Only the lines holding the string "Kantor" are needed. Copy each one.
-- begin MATERIAL TO PROCESS --
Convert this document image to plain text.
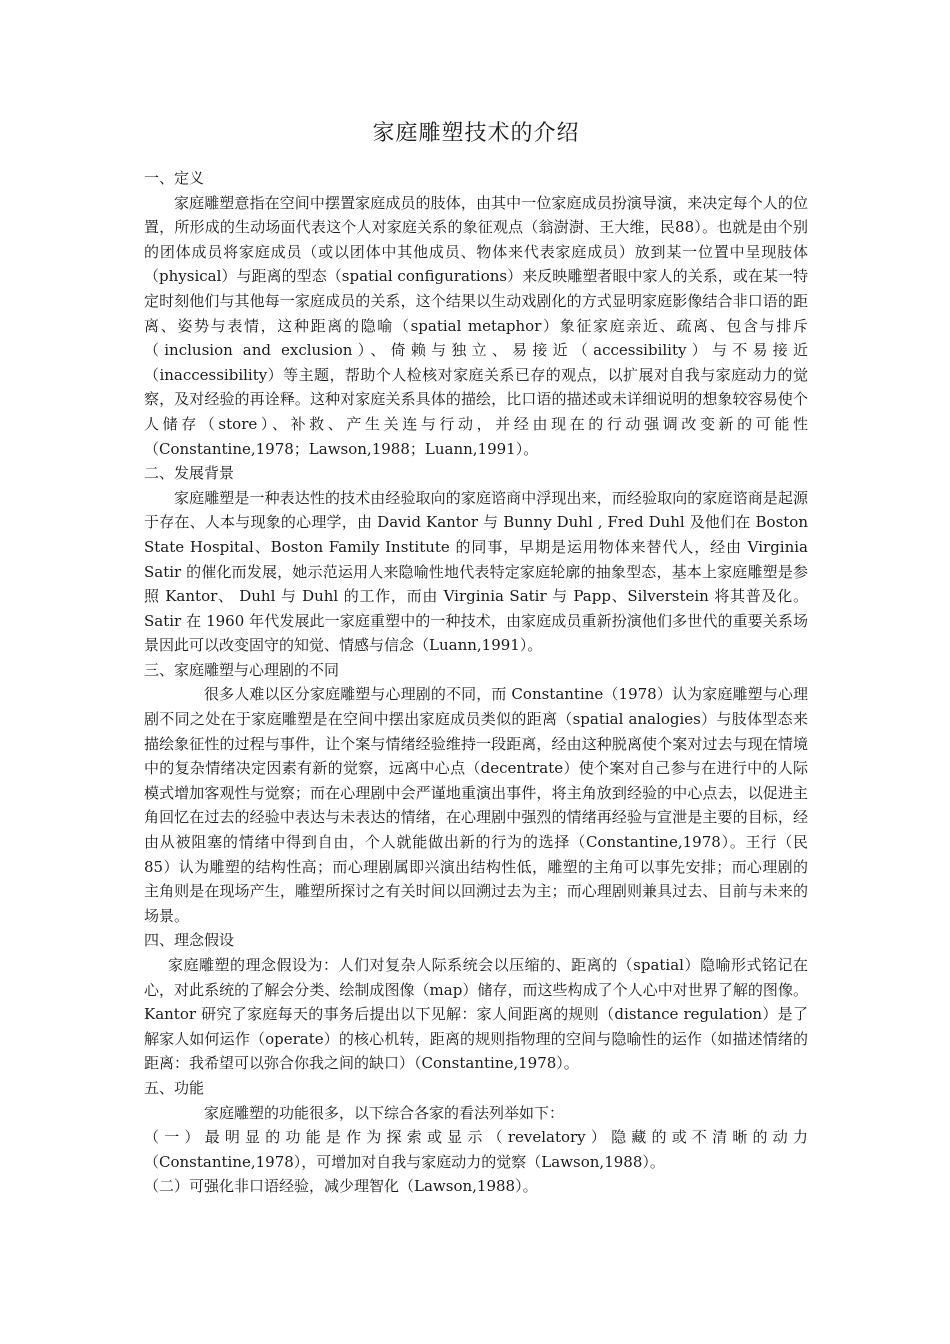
家庭雕塑技术的介绍

一、定义

家庭雕塑意指在空间中摆置家庭成员的肢体，由其中一位家庭成员扮演导演，来决定每个人的位置，所形成的生动场面代表这个人对家庭关系的象征观点（翁澍澍、王大维，民88）。也就是由个别的团体成员将家庭成员（或以团体中其他成员、物体来代表家庭成员）放到某一位置中呈现肢体（physical）与距离的型态（spatial configurations）来反映雕塑者眼中家人的关系，或在某一特定时刻他们与其他每一家庭成员的关系，这个结果以生动戏剧化的方式显明家庭影像结合非口语的距离、姿势与表情，这种距离的隐喻（spatial metaphor）象征家庭亲近、疏离、包含与排斥（inclusion and exclusion）、倚赖与独立、易接近（accessibility）与不易接近（inaccessibility）等主题，帮助个人检核对家庭关系已存的观点，以扩展对自我与家庭动力的觉察，及对经验的再诠释。这种对家庭关系具体的描绘，比口语的描述或未详细说明的想象较容易使个人储存（store）、补救、产生关连与行动，并经由现在的行动强调改变新的可能性（Constantine,1978；Lawson,1988；Luann,1991）。

二、发展背景

家庭雕塑是一种表达性的技术由经验取向的家庭谘商中浮现出来，而经验取向的家庭谘商是起源于存在、人本与现象的心理学，由 David Kantor 与 Bunny Duhl , Fred Duhl 及他们在 Boston State Hospital、Boston Family Institute 的同事，早期是运用物体来替代人，经由 Virginia Satir 的催化而发展，她示范运用人来隐喻性地代表特定家庭轮廓的抽象型态，基本上家庭雕塑是参照 Kantor、 Duhl 与 Duhl 的工作，而由 Virginia Satir 与 Papp、Silverstein 将其普及化。Satir 在 1960 年代发展此一家庭重塑中的一种技术，由家庭成员重新扮演他们多世代的重要关系场景因此可以改变固守的知觉、情感与信念（Luann,1991）。

三、家庭雕塑与心理剧的不同

很多人难以区分家庭雕塑与心理剧的不同，而 Constantine（1978）认为家庭雕塑与心理剧不同之处在于家庭雕塑是在空间中摆出家庭成员类似的距离（spatial analogies）与肢体型态来描绘象征性的过程与事件，让个案与情绪经验维持一段距离，经由这种脱离使个案对过去与现在情境中的复杂情绪决定因素有新的觉察，远离中心点（decentrate）使个案对自己参与在进行中的人际模式增加客观性与觉察；而在心理剧中会严谨地重演出事件，将主角放到经验的中心点去，以促进主角回忆在过去的经验中表达与未表达的情绪，在心理剧中强烈的情绪再经验与宣泄是主要的目标，经由从被阻塞的情绪中得到自由，个人就能做出新的行为的选择（Constantine,1978）。王行（民 85）认为雕塑的结构性高；而心理剧属即兴演出结构性低，雕塑的主角可以事先安排；而心理剧的主角则是在现场产生，雕塑所探讨之有关时间以回溯过去为主；而心理剧则兼具过去、目前与未来的场景。

四、理念假设

家庭雕塑的理念假设为：人们对复杂人际系统会以压缩的、距离的（spatial）隐喻形式铭记在心，对此系统的了解会分类、绘制成图像（map）储存，而这些构成了个人心中对世界了解的图像。Kantor 研究了家庭每天的事务后提出以下见解：家人间距离的规则（distance regulation）是了解家人如何运作（operate）的核心机转，距离的规则指物理的空间与隐喻性的运作（如描述情绪的距离：我希望可以弥合你我之间的缺口）（Constantine,1978）。

五、功能

家庭雕塑的功能很多，以下综合各家的看法列举如下：

（一）最明显的功能是作为探索或显示（revelatory）隐藏的或不清晰的动力（Constantine,1978），可增加对自我与家庭动力的觉察（Lawson,1988）。

（二）可强化非口语经验，减少理智化（Lawson,1988）。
-- end MATERIAL TO PROCESS --
# [RESULT OF THE TASK]
家庭雕塑是一种表达性的技术由经验取向的家庭谘商中浮现出来，而经验取向的家庭谘商是起源于存在、人本与现象的心理学，由 David Kantor 与 Bunny Duhl , Fred Duhl 及他们在 Boston State Hospital、Boston Family Institute 的同事，早期是运用物体来替代人，经由 Virginia Satir 的催化而发展，她示范运用人来隐喻性地代表特定家庭轮廓的抽象型态，基本上家庭雕塑是参照 Kantor、 Duhl 与 Duhl 的工作，而由 Virginia Satir 与 Papp、Silverstein 将其普及化。Satir 在 1960 年代发展此一家庭重塑中的一种技术，由家庭成员重新扮演他们多世代的重要关系场景因此可以改变固守的知觉、情感与信念（Luann,1991）。
家庭雕塑的理念假设为：人们对复杂人际系统会以压缩的、距离的（spatial）隐喻形式铭记在心，对此系统的了解会分类、绘制成图像（map）储存，而这些构成了个人心中对世界了解的图像。Kantor 研究了家庭每天的事务后提出以下见解：家人间距离的规则（distance regulation）是了解家人如何运作（operate）的核心机转，距离的规则指物理的空间与隐喻性的运作（如描述情绪的距离：我希望可以弥合你我之间的缺口）（Constantine,1978）。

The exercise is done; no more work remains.